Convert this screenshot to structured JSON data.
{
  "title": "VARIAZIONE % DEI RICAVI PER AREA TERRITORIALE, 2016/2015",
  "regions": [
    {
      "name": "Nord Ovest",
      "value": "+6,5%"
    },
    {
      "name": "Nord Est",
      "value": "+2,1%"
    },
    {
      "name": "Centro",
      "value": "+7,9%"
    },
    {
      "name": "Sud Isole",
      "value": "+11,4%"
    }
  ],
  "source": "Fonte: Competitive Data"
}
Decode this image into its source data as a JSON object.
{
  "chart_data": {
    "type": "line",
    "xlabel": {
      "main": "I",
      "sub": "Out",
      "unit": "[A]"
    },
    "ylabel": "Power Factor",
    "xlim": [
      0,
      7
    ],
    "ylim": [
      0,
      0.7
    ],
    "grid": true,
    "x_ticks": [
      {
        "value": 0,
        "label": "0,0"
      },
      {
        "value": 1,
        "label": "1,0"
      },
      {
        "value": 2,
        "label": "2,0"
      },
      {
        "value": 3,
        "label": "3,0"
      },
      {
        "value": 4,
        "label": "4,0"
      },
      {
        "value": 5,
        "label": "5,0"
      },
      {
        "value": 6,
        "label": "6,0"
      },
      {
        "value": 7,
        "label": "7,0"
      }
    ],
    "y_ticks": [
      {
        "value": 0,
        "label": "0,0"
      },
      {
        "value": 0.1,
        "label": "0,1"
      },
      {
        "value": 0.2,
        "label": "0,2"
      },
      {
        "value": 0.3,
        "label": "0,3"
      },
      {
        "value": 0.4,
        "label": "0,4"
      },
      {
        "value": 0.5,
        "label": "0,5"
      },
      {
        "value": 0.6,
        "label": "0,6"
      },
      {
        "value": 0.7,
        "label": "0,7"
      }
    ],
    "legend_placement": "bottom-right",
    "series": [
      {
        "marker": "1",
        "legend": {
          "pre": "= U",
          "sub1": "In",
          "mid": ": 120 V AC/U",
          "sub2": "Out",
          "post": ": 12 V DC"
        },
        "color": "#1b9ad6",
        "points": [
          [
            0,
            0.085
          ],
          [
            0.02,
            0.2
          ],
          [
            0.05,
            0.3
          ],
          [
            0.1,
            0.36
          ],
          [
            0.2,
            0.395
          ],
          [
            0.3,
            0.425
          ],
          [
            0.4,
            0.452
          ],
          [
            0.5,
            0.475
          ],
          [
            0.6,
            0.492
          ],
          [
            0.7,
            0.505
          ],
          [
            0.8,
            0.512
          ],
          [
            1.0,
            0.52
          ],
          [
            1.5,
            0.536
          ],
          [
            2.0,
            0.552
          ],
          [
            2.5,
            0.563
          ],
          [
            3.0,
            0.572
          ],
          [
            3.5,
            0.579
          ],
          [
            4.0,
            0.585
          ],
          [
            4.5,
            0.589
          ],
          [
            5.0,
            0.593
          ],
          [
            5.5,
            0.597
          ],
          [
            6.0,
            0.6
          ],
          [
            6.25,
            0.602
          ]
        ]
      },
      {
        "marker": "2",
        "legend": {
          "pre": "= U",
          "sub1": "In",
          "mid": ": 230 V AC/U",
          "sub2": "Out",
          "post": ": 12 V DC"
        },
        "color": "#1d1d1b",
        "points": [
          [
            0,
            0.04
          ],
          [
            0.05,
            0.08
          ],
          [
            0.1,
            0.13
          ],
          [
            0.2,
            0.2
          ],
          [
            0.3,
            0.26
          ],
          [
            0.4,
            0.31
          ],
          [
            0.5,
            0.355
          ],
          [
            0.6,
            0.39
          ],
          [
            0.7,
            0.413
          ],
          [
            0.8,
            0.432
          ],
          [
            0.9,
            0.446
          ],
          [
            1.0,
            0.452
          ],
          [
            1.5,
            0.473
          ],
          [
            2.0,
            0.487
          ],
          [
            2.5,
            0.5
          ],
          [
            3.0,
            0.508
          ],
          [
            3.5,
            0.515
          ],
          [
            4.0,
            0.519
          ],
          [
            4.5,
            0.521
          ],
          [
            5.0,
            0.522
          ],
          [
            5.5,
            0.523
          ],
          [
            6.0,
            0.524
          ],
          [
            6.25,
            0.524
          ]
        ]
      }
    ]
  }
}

+ + + +

→ **Exercise goal**
List every line in the records above that contains the word "JSON".

→ **Response to this task**
Convert this screenshot to structured JSON data.
Decode this image into its source data as a JSON object.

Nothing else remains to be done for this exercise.